# Given request
Restate every entry word for word.

# Given entries
Begin

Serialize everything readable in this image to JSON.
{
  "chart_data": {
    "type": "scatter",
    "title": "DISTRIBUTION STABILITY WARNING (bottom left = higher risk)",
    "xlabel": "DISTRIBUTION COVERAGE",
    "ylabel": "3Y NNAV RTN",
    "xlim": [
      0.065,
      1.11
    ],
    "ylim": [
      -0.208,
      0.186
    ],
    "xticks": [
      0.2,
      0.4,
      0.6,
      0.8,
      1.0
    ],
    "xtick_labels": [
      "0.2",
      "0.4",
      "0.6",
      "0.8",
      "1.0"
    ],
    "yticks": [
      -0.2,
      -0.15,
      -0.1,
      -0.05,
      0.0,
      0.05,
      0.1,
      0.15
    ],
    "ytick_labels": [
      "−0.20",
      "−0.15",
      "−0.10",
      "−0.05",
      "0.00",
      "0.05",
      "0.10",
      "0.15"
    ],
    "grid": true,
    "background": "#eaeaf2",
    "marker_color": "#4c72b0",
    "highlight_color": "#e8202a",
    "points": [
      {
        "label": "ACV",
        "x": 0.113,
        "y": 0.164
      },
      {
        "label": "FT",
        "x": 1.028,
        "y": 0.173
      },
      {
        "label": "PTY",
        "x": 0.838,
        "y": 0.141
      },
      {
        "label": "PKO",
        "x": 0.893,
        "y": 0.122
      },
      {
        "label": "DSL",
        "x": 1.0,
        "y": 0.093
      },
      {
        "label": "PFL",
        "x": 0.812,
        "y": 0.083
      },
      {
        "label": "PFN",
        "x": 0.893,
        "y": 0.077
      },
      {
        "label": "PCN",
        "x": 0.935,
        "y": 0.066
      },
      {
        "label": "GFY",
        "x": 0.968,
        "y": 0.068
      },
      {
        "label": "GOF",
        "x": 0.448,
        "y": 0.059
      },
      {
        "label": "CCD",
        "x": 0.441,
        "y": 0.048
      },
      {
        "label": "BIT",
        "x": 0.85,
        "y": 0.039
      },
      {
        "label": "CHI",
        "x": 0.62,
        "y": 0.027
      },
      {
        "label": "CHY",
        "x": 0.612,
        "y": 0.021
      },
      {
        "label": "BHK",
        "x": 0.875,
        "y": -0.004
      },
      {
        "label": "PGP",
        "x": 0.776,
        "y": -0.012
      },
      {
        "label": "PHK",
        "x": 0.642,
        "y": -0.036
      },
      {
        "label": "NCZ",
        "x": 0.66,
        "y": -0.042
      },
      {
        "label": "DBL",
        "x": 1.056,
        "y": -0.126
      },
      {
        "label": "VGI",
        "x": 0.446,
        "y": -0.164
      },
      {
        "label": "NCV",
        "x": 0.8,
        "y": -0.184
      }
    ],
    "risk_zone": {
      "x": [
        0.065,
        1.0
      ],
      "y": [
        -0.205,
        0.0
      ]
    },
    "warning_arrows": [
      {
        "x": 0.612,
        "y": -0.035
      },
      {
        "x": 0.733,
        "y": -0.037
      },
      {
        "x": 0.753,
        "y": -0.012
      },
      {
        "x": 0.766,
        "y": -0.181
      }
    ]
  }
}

End

# Result below
Serialize everything readable in this image to JSON.
{
  "chart_data": {
    "type": "scatter",
    "title": "DISTRIBUTION STABILITY WARNING (bottom left = higher risk)",
    "xlabel": "DISTRIBUTION COVERAGE",
    "ylabel": "3Y NNAV RTN",
    "xlim": [
      0.065,
      1.11
    ],
    "ylim": [
      -0.208,
      0.186
    ],
    "xticks": [
      0.2,
      0.4,
      0.6,
      0.8,
      1.0
    ],
    "xtick_labels": [
      "0.2",
      "0.4",
      "0.6",
      "0.8",
      "1.0"
    ],
    "yticks": [
      -0.2,
      -0.15,
      -0.1,
      -0.05,
      0.0,
      0.05,
      0.1,
      0.15
    ],
    "ytick_labels": [
      "−0.20",
      "−0.15",
      "−0.10",
      "−0.05",
      "0.00",
      "0.05",
      "0.10",
      "0.15"
    ],
    "grid": true,
    "background": "#eaeaf2",
    "marker_color": "#4c72b0",
    "highlight_color": "#e8202a",
    "points": [
      {
        "label": "ACV",
        "x": 0.113,
        "y": 0.164
      },
      {
        "label": "FT",
        "x": 1.028,
        "y": 0.173
      },
      {
        "label": "PTY",
        "x": 0.838,
        "y": 0.141
      },
      {
        "label": "PKO",
        "x": 0.893,
        "y": 0.122
      },
      {
        "label": "DSL",
        "x": 1.0,
        "y": 0.093
      },
      {
        "label": "PFL",
        "x": 0.812,
        "y": 0.083
      },
      {
        "label": "PFN",
        "x": 0.893,
        "y": 0.077
      },
      {
        "label": "PCN",
        "x": 0.935,
        "y": 0.066
      },
      {
        "label": "GFY",
        "x": 0.968,
        "y": 0.068
      },
      {
        "label": "GOF",
        "x": 0.448,
        "y": 0.059
      },
      {
        "label": "CCD",
        "x": 0.441,
        "y": 0.048
      },
      {
        "label": "BIT",
        "x": 0.85,
        "y": 0.039
      },
      {
        "label": "CHI",
        "x": 0.62,
        "y": 0.027
      },
      {
        "label": "CHY",
        "x": 0.612,
        "y": 0.021
      },
      {
        "label": "BHK",
        "x": 0.875,
        "y": -0.004
      },
      {
        "label": "PGP",
        "x": 0.776,
        "y": -0.012
      },
      {
        "label": "PHK",
        "x": 0.642,
        "y": -0.036
      },
      {
        "label": "NCZ",
        "x": 0.66,
        "y": -0.042
      },
      {
        "label": "DBL",
        "x": 1.056,
        "y": -0.126
      },
      {
        "label": "VGI",
        "x": 0.446,
        "y": -0.164
      },
      {
        "label": "NCV",
        "x": 0.8,
        "y": -0.184
      }
    ],
    "risk_zone": {
      "x": [
        0.065,
        1.0
      ],
      "y": [
        -0.205,
        0.0
      ]
    },
    "warning_arrows": [
      {
        "x": 0.612,
        "y": -0.035
      },
      {
        "x": 0.733,
        "y": -0.037
      },
      {
        "x": 0.753,
        "y": -0.012
      },
      {
        "x": 0.766,
        "y": -0.181
      }
    ]
  }
}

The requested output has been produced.